What is required: Select and copy out every line in the records containing "英美以巨额财政援助为条件".

Supplied material:
*****

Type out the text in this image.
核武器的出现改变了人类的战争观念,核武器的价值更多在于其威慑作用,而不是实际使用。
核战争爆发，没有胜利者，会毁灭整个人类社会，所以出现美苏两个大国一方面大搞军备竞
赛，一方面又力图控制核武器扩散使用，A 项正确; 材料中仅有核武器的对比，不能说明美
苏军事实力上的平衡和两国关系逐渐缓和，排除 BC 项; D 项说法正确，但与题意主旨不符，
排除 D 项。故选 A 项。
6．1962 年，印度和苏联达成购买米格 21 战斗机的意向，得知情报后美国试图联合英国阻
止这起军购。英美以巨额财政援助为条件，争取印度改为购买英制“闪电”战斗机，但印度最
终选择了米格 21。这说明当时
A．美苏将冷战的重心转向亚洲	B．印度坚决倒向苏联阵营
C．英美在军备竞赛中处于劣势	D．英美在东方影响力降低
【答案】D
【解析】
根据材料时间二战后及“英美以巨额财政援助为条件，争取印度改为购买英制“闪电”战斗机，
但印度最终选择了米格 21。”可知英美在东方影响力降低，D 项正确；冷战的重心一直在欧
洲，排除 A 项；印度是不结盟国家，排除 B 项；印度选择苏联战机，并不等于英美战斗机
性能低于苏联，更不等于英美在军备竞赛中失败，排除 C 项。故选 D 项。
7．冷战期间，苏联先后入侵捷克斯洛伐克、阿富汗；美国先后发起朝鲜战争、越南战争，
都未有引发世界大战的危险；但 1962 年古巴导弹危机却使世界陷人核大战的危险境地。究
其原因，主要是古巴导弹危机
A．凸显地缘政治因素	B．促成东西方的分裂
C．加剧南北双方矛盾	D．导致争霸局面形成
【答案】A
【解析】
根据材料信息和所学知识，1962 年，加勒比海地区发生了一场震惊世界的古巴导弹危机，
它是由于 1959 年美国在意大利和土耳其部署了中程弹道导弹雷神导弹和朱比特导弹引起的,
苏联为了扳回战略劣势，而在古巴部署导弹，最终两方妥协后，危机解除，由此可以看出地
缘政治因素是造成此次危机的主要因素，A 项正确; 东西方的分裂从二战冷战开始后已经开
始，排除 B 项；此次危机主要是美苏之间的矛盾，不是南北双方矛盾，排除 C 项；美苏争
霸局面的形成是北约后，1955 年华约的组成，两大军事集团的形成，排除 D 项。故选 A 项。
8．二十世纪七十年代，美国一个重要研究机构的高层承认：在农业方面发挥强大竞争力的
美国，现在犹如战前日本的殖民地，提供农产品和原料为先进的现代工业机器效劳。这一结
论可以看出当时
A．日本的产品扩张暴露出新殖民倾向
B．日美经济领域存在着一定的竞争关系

*****

The response:
止这起军购。英美以巨额财政援助为条件，争取印度改为购买英制“闪电”战斗机，但印度最
根据材料时间二战后及“英美以巨额财政援助为条件，争取印度改为购买英制“闪电”战斗机，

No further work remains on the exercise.